Exercise directions:
Find the line containing "Decode this image", then return it and every line after it through the end of the records, exactly. Leave out pictures.

Records:
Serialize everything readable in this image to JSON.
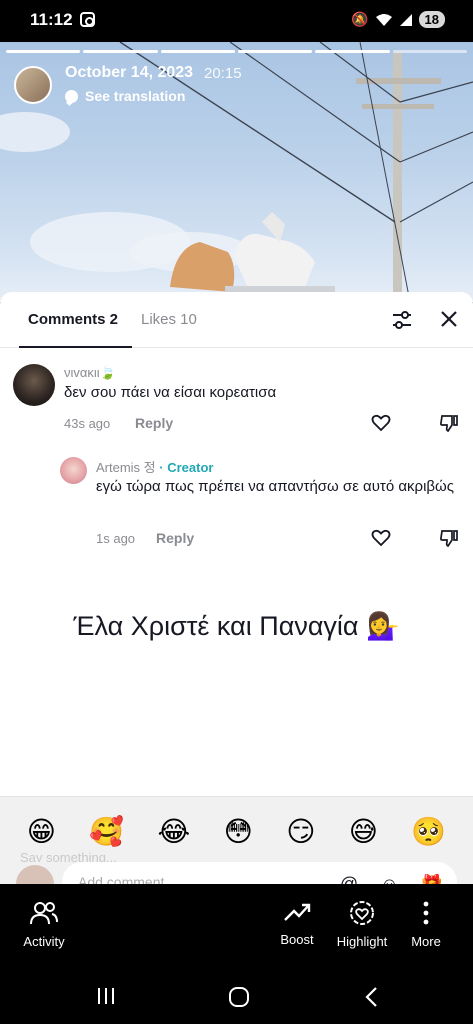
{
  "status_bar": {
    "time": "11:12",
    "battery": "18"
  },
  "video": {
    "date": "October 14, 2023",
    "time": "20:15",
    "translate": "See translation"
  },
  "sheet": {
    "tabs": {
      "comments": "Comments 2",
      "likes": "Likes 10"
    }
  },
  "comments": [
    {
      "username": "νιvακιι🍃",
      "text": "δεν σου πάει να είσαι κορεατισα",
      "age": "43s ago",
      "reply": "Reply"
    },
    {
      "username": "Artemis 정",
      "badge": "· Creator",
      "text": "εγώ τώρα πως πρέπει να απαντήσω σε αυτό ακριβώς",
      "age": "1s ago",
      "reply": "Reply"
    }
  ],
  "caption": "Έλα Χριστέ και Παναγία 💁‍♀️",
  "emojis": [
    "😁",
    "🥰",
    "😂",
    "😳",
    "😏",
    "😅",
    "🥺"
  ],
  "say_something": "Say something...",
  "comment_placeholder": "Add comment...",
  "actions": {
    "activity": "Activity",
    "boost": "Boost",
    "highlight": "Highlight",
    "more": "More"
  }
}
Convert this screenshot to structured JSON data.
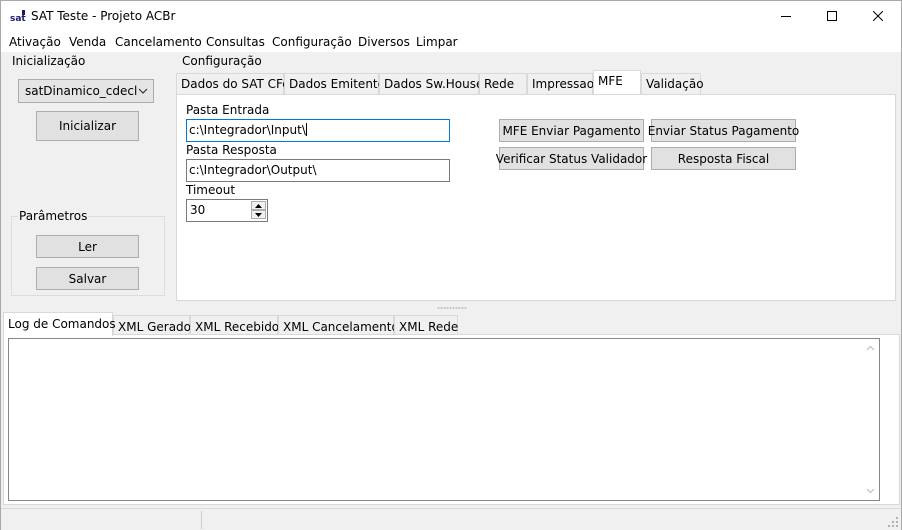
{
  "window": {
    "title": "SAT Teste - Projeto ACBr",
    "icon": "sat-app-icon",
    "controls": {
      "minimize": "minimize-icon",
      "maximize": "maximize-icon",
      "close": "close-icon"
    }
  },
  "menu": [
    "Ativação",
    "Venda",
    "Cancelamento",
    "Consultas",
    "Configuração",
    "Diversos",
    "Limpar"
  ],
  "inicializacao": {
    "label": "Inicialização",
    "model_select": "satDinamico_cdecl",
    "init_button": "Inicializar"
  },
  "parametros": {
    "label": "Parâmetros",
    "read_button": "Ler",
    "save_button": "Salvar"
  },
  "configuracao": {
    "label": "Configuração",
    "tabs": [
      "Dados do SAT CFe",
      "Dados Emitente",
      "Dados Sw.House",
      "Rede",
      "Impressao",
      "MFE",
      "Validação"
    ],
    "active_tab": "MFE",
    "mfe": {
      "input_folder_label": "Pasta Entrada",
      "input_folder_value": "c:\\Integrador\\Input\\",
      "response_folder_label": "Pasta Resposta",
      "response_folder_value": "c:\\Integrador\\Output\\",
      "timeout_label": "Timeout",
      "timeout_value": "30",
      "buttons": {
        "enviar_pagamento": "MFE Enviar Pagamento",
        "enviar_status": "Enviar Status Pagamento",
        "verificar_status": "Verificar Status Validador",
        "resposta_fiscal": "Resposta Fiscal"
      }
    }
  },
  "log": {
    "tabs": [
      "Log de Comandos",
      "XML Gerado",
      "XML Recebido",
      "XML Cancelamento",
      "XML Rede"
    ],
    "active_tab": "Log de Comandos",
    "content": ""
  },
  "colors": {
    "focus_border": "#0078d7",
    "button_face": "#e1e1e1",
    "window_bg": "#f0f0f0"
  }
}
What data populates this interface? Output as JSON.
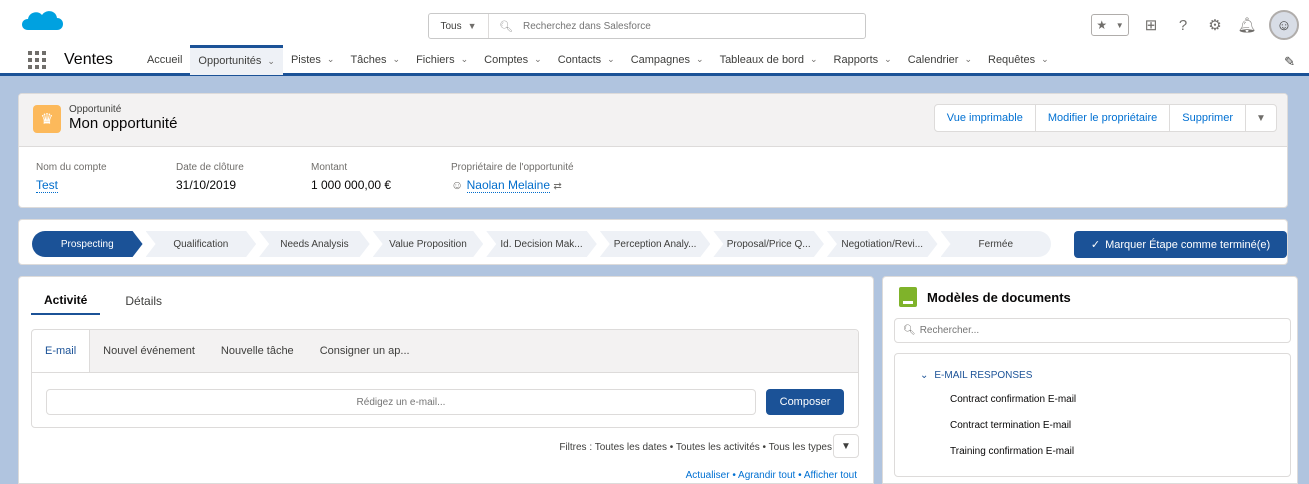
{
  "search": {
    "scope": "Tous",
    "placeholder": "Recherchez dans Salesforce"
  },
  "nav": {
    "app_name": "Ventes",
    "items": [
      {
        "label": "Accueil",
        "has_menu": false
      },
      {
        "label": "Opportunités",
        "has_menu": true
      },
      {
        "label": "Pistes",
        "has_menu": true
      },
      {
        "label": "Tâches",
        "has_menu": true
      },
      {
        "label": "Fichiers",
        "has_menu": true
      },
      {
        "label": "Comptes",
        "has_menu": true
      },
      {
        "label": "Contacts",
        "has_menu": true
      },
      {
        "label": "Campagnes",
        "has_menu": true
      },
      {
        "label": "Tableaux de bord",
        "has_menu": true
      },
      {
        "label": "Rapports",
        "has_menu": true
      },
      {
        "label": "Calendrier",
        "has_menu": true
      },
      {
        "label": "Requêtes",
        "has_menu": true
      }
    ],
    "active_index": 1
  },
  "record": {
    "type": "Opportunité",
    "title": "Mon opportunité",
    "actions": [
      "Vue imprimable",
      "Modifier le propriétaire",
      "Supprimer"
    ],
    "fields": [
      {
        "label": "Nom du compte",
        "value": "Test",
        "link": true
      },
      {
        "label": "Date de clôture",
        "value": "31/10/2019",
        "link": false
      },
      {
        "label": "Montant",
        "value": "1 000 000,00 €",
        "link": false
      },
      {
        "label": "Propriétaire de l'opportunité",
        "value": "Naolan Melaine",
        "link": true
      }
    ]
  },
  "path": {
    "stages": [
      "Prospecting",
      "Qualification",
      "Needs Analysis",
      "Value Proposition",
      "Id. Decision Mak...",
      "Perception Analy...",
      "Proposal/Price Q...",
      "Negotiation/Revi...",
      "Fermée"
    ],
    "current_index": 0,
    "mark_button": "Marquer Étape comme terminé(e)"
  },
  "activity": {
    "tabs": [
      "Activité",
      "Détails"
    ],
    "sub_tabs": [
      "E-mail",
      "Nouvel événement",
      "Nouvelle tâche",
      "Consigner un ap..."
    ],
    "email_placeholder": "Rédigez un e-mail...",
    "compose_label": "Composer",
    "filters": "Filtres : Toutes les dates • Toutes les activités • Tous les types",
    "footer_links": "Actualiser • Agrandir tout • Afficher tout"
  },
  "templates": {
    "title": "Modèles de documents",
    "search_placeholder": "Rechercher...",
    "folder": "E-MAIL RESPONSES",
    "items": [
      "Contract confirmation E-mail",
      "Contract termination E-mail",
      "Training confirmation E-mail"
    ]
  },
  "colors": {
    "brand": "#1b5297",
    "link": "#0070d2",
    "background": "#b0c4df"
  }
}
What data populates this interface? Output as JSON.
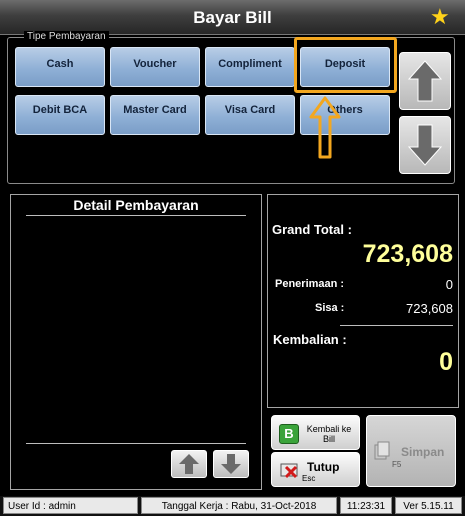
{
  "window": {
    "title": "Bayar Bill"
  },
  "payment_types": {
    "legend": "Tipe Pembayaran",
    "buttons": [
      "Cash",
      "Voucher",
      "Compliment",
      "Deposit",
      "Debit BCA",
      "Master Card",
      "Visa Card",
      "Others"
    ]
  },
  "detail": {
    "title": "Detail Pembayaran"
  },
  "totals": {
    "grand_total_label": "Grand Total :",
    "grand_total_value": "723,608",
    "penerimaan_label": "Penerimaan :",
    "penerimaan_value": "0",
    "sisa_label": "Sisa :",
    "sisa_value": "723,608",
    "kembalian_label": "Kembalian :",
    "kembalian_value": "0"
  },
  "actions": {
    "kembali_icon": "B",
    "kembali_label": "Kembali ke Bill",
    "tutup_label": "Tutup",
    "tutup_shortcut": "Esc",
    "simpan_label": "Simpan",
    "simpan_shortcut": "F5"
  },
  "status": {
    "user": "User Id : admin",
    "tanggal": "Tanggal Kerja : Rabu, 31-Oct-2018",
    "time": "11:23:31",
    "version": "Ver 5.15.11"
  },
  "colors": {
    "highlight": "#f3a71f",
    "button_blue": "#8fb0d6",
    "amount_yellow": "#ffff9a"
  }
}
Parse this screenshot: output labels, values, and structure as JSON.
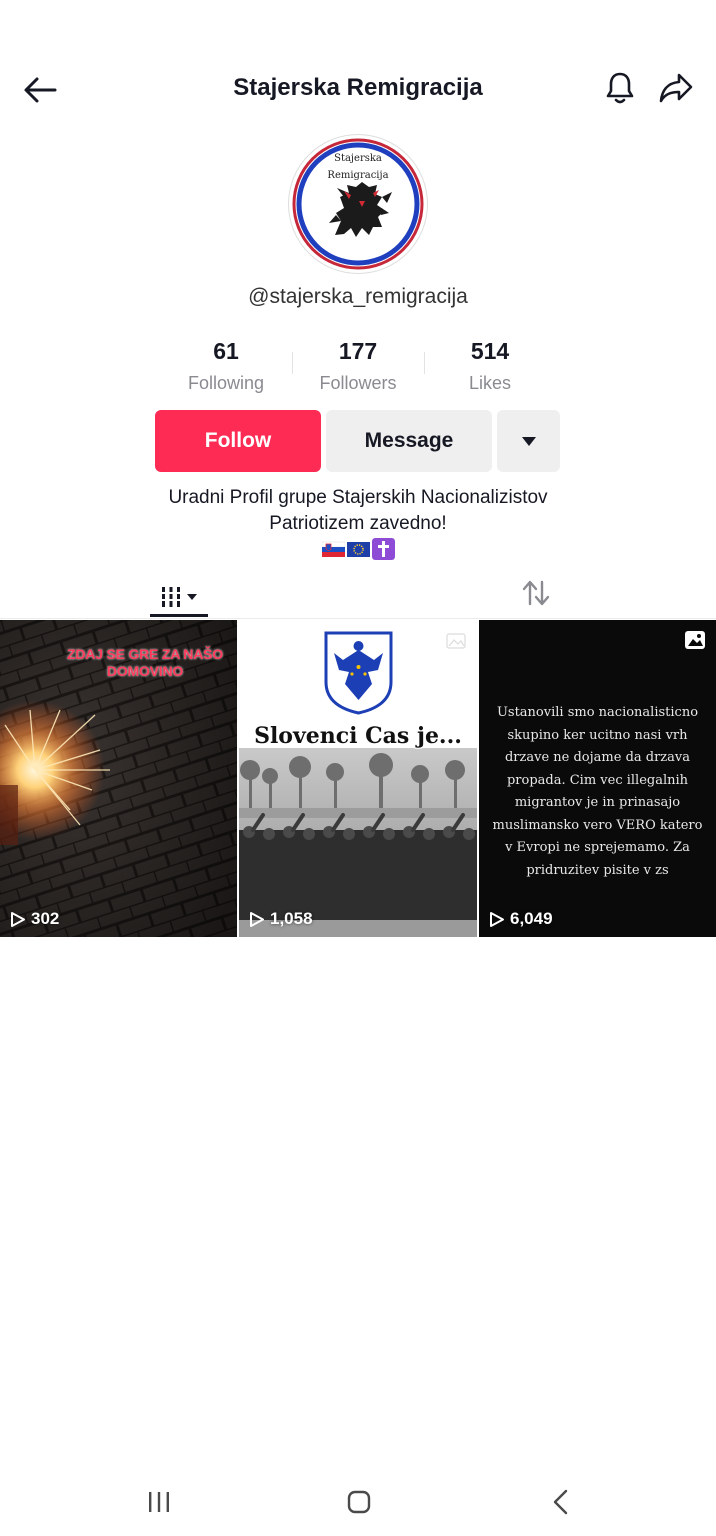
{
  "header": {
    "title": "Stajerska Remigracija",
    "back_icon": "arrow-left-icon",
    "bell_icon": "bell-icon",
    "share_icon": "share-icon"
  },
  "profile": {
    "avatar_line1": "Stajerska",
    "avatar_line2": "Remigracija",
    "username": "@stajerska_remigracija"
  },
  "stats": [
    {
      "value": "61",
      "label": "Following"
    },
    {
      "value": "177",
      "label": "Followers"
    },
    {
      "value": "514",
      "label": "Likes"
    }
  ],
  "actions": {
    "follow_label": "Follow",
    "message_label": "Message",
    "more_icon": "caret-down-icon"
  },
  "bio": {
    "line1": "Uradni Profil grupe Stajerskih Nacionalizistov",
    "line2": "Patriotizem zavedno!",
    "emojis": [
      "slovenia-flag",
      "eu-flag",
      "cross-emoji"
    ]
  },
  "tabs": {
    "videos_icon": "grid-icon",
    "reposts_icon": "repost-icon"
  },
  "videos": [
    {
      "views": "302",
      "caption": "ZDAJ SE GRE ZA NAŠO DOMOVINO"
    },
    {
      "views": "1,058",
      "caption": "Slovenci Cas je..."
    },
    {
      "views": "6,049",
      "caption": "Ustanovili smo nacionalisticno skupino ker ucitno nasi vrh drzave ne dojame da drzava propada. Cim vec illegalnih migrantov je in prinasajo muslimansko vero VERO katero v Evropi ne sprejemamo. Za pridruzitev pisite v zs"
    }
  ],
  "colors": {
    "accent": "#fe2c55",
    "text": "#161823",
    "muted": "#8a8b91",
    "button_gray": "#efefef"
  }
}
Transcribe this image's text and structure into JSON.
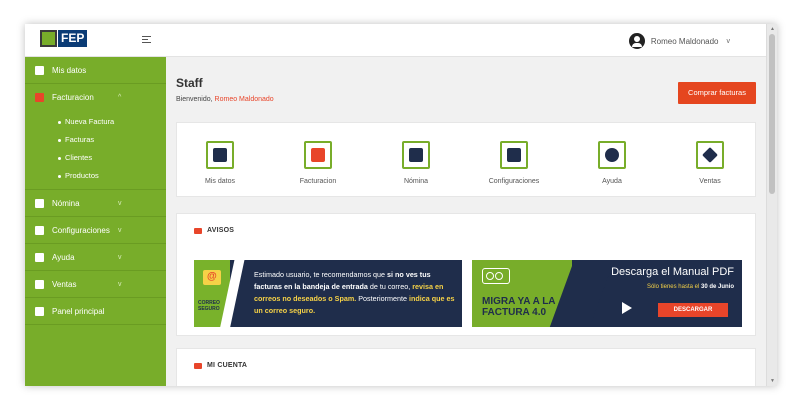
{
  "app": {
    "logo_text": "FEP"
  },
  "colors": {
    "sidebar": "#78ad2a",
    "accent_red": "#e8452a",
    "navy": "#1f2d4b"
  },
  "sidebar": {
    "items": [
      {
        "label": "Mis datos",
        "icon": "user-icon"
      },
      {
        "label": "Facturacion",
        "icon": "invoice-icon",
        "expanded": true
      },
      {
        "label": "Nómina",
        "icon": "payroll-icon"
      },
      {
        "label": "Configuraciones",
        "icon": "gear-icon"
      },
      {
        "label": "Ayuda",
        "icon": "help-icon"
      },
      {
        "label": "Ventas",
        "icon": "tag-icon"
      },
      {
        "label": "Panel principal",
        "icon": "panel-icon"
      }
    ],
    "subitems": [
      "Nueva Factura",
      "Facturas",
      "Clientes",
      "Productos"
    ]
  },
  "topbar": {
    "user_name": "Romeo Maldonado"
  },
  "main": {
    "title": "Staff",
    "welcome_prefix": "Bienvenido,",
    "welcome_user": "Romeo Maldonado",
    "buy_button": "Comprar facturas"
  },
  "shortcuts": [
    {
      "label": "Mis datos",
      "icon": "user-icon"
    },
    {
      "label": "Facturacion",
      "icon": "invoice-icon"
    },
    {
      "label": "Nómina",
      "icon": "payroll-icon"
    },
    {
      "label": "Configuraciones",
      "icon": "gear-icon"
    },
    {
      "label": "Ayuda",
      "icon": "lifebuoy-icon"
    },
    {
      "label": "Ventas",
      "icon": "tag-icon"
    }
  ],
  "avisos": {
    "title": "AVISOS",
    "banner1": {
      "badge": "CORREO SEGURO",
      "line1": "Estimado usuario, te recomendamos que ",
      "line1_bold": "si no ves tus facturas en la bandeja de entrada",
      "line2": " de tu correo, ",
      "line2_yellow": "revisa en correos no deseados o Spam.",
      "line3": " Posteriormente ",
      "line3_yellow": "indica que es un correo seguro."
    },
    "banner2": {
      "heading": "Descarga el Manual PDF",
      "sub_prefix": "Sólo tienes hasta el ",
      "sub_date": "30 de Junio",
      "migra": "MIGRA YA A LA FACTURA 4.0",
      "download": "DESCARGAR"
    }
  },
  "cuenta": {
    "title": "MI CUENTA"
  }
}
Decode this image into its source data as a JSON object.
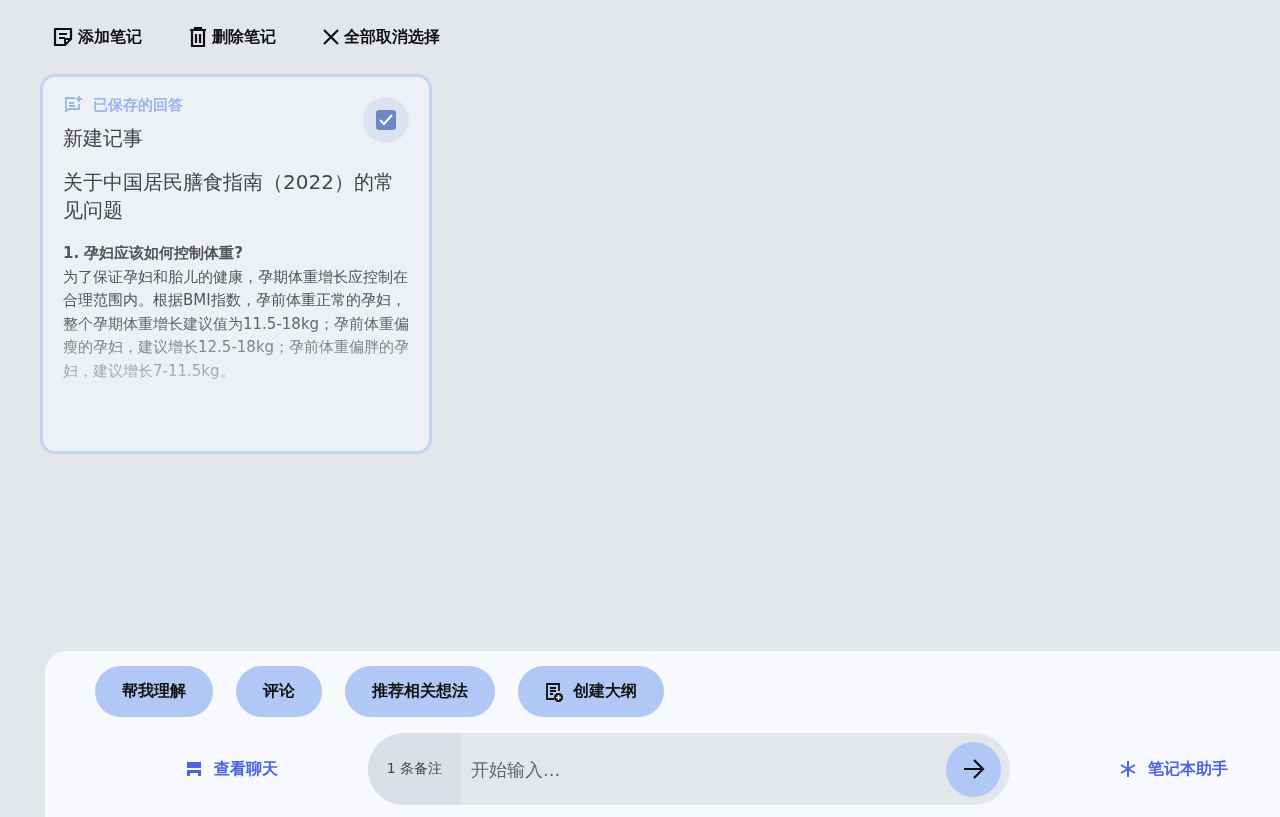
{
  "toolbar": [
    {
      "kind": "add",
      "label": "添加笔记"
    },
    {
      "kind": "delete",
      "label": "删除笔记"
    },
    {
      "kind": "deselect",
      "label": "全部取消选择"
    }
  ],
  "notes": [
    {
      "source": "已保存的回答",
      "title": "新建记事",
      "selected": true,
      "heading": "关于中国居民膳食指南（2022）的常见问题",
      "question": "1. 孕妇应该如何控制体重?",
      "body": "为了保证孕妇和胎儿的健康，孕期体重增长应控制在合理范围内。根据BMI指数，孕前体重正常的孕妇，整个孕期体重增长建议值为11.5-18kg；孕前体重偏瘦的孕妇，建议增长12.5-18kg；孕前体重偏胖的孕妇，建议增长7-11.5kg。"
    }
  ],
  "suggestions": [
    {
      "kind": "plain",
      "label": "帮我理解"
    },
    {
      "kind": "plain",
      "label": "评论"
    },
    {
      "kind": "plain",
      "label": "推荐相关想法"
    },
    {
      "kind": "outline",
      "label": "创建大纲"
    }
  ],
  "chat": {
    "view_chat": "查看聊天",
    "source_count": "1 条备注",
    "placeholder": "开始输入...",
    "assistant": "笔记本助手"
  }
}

Correct response:
Decode this image into its source data as a JSON object.
{
  "toolbar": [
    {
      "kind": "add",
      "label": "添加笔记"
    },
    {
      "kind": "delete",
      "label": "删除笔记"
    },
    {
      "kind": "deselect",
      "label": "全部取消选择"
    }
  ],
  "notes": [
    {
      "source": "已保存的回答",
      "title": "新建记事",
      "selected": true,
      "heading": "关于中国居民膳食指南（2022）的常见问题",
      "question": "1. 孕妇应该如何控制体重?",
      "body": "为了保证孕妇和胎儿的健康，孕期体重增长应控制在合理范围内。根据BMI指数，孕前体重正常的孕妇，整个孕期体重增长建议值为11.5-18kg；孕前体重偏瘦的孕妇，建议增长12.5-18kg；孕前体重偏胖的孕妇，建议增长7-11.5kg。"
    }
  ],
  "suggestions": [
    {
      "kind": "plain",
      "label": "帮我理解"
    },
    {
      "kind": "plain",
      "label": "评论"
    },
    {
      "kind": "plain",
      "label": "推荐相关想法"
    },
    {
      "kind": "outline",
      "label": "创建大纲"
    }
  ],
  "chat": {
    "view_chat": "查看聊天",
    "source_count": "1 条备注",
    "placeholder": "开始输入...",
    "assistant": "笔记本助手"
  }
}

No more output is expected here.